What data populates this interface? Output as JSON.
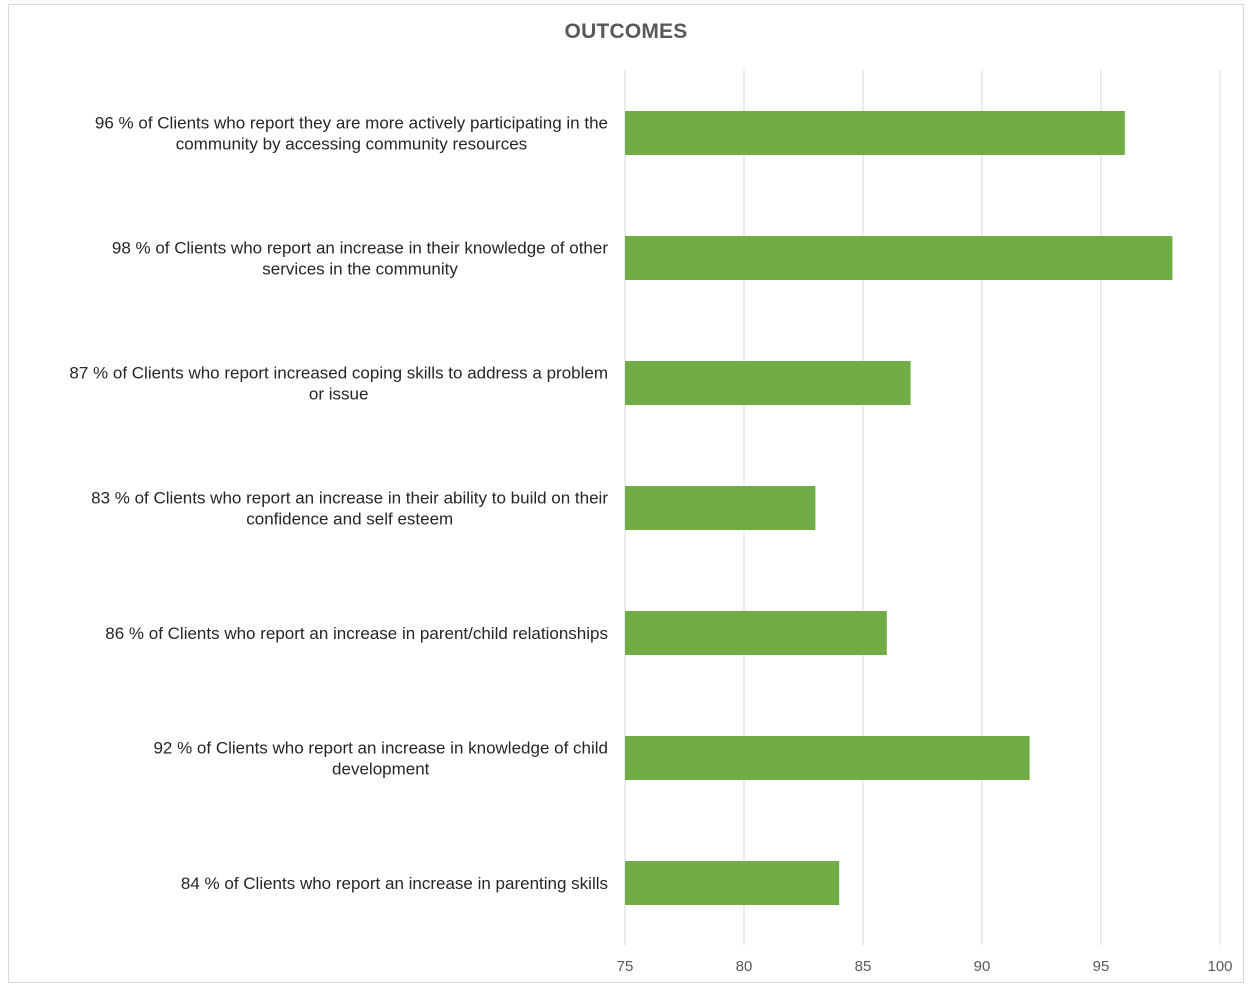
{
  "chart_data": {
    "type": "bar",
    "orientation": "horizontal",
    "title": "OUTCOMES",
    "categories": [
      [
        "96 %  of Clients who report they are more actively participating in the",
        "community by accessing community resources"
      ],
      [
        "98 %  of Clients who report an increase in their knowledge of other",
        "services in the community"
      ],
      [
        "87 %  of Clients who report increased coping skills to address a problem",
        "or issue"
      ],
      [
        "83 %  of Clients who report an increase in their ability to build on their",
        "confidence and self esteem"
      ],
      [
        "86 %  of Clients who report an increase in parent/child relationships"
      ],
      [
        "92 %  of Clients who report an increase in knowledge of child",
        "development"
      ],
      [
        "84 %  of Clients who report an increase in parenting skills"
      ]
    ],
    "values": [
      96,
      98,
      87,
      83,
      86,
      92,
      84
    ],
    "xlim": [
      75,
      100
    ],
    "xticks": [
      75,
      80,
      85,
      90,
      95,
      100
    ],
    "xlabel": "",
    "ylabel": "",
    "grid": "vertical",
    "legend": "none",
    "bar_color": "#70ad47",
    "grid_color": "#d9d9d9",
    "title_color": "#595959"
  }
}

To be done >> Look through the material above and pick out each line holding the word "child".

Task solution >>
        "86 %  of Clients who report an increase in parent/child relationships"
        "92 %  of Clients who report an increase in knowledge of child",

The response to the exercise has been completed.